▸ Items
------------------------------------
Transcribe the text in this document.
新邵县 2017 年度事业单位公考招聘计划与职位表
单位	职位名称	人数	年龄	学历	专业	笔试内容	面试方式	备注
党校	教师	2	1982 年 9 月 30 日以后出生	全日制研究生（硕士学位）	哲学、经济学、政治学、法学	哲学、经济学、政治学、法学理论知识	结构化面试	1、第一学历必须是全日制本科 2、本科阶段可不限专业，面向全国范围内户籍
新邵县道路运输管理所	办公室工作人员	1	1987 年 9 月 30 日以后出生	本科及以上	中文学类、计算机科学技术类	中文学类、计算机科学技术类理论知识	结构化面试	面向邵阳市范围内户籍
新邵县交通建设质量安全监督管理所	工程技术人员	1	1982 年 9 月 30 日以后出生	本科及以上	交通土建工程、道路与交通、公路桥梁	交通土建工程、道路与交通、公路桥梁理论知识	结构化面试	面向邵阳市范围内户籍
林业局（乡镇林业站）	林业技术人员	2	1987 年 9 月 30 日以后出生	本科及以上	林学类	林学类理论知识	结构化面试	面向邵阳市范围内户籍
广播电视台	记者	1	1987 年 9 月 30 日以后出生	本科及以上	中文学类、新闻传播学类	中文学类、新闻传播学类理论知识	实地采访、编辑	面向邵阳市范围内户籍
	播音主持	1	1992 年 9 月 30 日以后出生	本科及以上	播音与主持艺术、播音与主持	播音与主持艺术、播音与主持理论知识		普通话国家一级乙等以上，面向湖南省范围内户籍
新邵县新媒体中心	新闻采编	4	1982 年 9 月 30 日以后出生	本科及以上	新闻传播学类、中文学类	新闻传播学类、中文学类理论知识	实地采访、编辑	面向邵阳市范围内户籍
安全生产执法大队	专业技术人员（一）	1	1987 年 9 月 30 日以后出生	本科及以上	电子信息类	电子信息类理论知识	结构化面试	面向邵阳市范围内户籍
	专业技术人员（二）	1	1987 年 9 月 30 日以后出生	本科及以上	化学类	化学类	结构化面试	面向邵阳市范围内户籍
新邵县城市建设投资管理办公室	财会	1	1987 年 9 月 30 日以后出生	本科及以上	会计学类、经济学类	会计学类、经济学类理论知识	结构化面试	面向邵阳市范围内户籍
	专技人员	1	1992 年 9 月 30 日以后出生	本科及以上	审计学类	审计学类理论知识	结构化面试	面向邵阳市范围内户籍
------------------------------------
▸ What to do
Output all of the data again. Match it exactly.

▸ The reply
Transcribe the text in this document.
新邵县 2017 年度事业单位公考招聘计划与职位表
单位	职位名称	人数	年龄	学历	专业	笔试内容	面试方式	备注
党校	教师	2	1982 年 9 月 30 日以后出生	全日制研究生（硕士学位）	哲学、经济学、政治学、法学	哲学、经济学、政治学、法学理论知识	结构化面试	1、第一学历必须是全日制本科 2、本科阶段可不限专业，面向全国范围内户籍
新邵县道路运输管理所	办公室工作人员	1	1987 年 9 月 30 日以后出生	本科及以上	中文学类、计算机科学技术类	中文学类、计算机科学技术类理论知识	结构化面试	面向邵阳市范围内户籍
新邵县交通建设质量安全监督管理所	工程技术人员	1	1982 年 9 月 30 日以后出生	本科及以上	交通土建工程、道路与交通、公路桥梁	交通土建工程、道路与交通、公路桥梁理论知识	结构化面试	面向邵阳市范围内户籍
林业局（乡镇林业站）	林业技术人员	2	1987 年 9 月 30 日以后出生	本科及以上	林学类	林学类理论知识	结构化面试	面向邵阳市范围内户籍
广播电视台	记者	1	1987 年 9 月 30 日以后出生	本科及以上	中文学类、新闻传播学类	中文学类、新闻传播学类理论知识	实地采访、编辑	面向邵阳市范围内户籍
	播音主持	1	1992 年 9 月 30 日以后出生	本科及以上	播音与主持艺术、播音与主持	播音与主持艺术、播音与主持理论知识		普通话国家一级乙等以上，面向湖南省范围内户籍
新邵县新媒体中心	新闻采编	4	1982 年 9 月 30 日以后出生	本科及以上	新闻传播学类、中文学类	新闻传播学类、中文学类理论知识	实地采访、编辑	面向邵阳市范围内户籍
安全生产执法大队	专业技术人员（一）	1	1987 年 9 月 30 日以后出生	本科及以上	电子信息类	电子信息类理论知识	结构化面试	面向邵阳市范围内户籍
	专业技术人员（二）	1	1987 年 9 月 30 日以后出生	本科及以上	化学类	化学类	结构化面试	面向邵阳市范围内户籍
新邵县城市建设投资管理办公室	财会	1	1987 年 9 月 30 日以后出生	本科及以上	会计学类、经济学类	会计学类、经济学类理论知识	结构化面试	面向邵阳市范围内户籍
	专技人员	1	1992 年 9 月 30 日以后出生	本科及以上	审计学类	审计学类理论知识	结构化面试	面向邵阳市范围内户籍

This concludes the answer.